**Exercise data:**

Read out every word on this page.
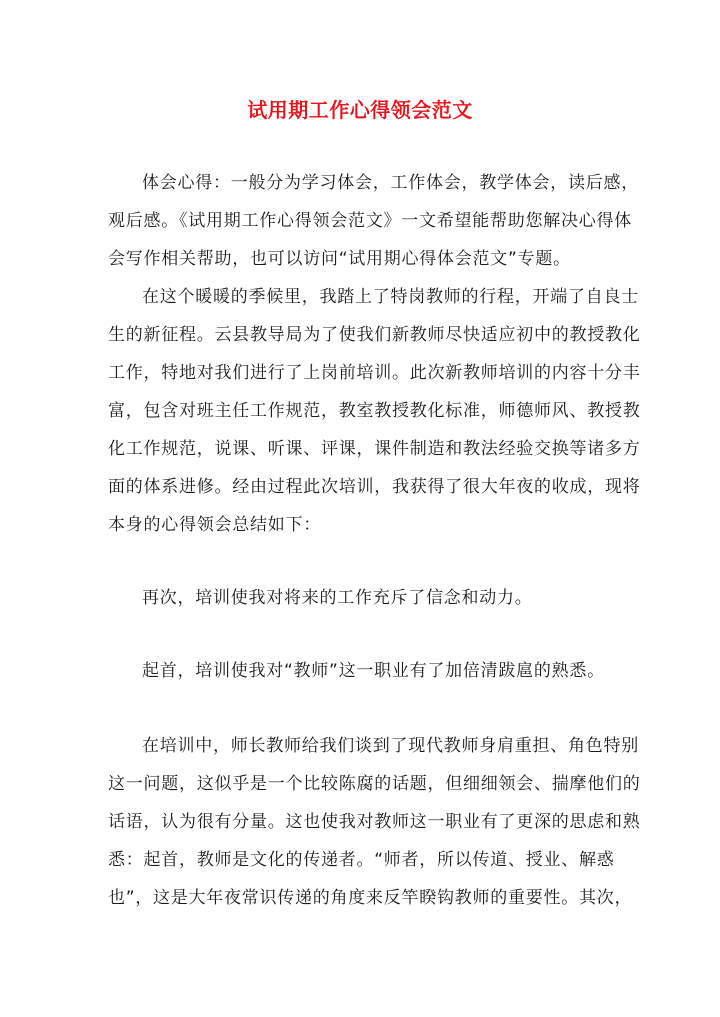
试用期工作心得领会范文
体会心得：一般分为学习体会，工作体会，教学体会，读后感，
观后感。《试用期工作心得领会范文》一文希望能帮助您解决心得体
会写作相关帮助，也可以访问“试用期心得体会范文”专题。
在这个暖暖的季候里，我踏上了特岗教师的行程，开端了自良士
生的新征程。云县教导局为了使我们新教师尽快适应初中的教授教化
工作，特地对我们进行了上岗前培训。此次新教师培训的内容十分丰
富，包含对班主任工作规范，教室教授教化标准，师德师风、教授教
化工作规范，说课、听课、评课，课件制造和教法经验交换等诸多方
面的体系进修。经由过程此次培训，我获得了很大年夜的收成，现将
本身的心得领会总结如下：
再次，培训使我对将来的工作充斥了信念和动力。
起首，培训使我对“教师”这一职业有了加倍清跋扈的熟悉。
在培训中，师长教师给我们谈到了现代教师身肩重担、角色特别
这一问题，这似乎是一个比较陈腐的话题，但细细领会、揣摩他们的
话语，认为很有分量。这也使我对教师这一职业有了更深的思虑和熟
悉：起首，教师是文化的传递者。“师者，所以传道、授业、解惑
也”，这是大年夜常识传递的角度来反竿睽钩教师的重要性。其次，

**What is required:**
Leave the pictures out and copy the rest of the data exactly.

**Problem solution:**
Read out every word on this page.
试用期工作心得领会范文
体会心得：一般分为学习体会，工作体会，教学体会，读后感，
观后感。《试用期工作心得领会范文》一文希望能帮助您解决心得体
会写作相关帮助，也可以访问“试用期心得体会范文”专题。
在这个暖暖的季候里，我踏上了特岗教师的行程，开端了自良士
生的新征程。云县教导局为了使我们新教师尽快适应初中的教授教化
工作，特地对我们进行了上岗前培训。此次新教师培训的内容十分丰
富，包含对班主任工作规范，教室教授教化标准，师德师风、教授教
化工作规范，说课、听课、评课，课件制造和教法经验交换等诸多方
面的体系进修。经由过程此次培训，我获得了很大年夜的收成，现将
本身的心得领会总结如下：
再次，培训使我对将来的工作充斥了信念和动力。
起首，培训使我对“教师”这一职业有了加倍清跋扈的熟悉。
在培训中，师长教师给我们谈到了现代教师身肩重担、角色特别
这一问题，这似乎是一个比较陈腐的话题，但细细领会、揣摩他们的
话语，认为很有分量。这也使我对教师这一职业有了更深的思虑和熟
悉：起首，教师是文化的传递者。“师者，所以传道、授业、解惑
也”，这是大年夜常识传递的角度来反竿睽钩教师的重要性。其次，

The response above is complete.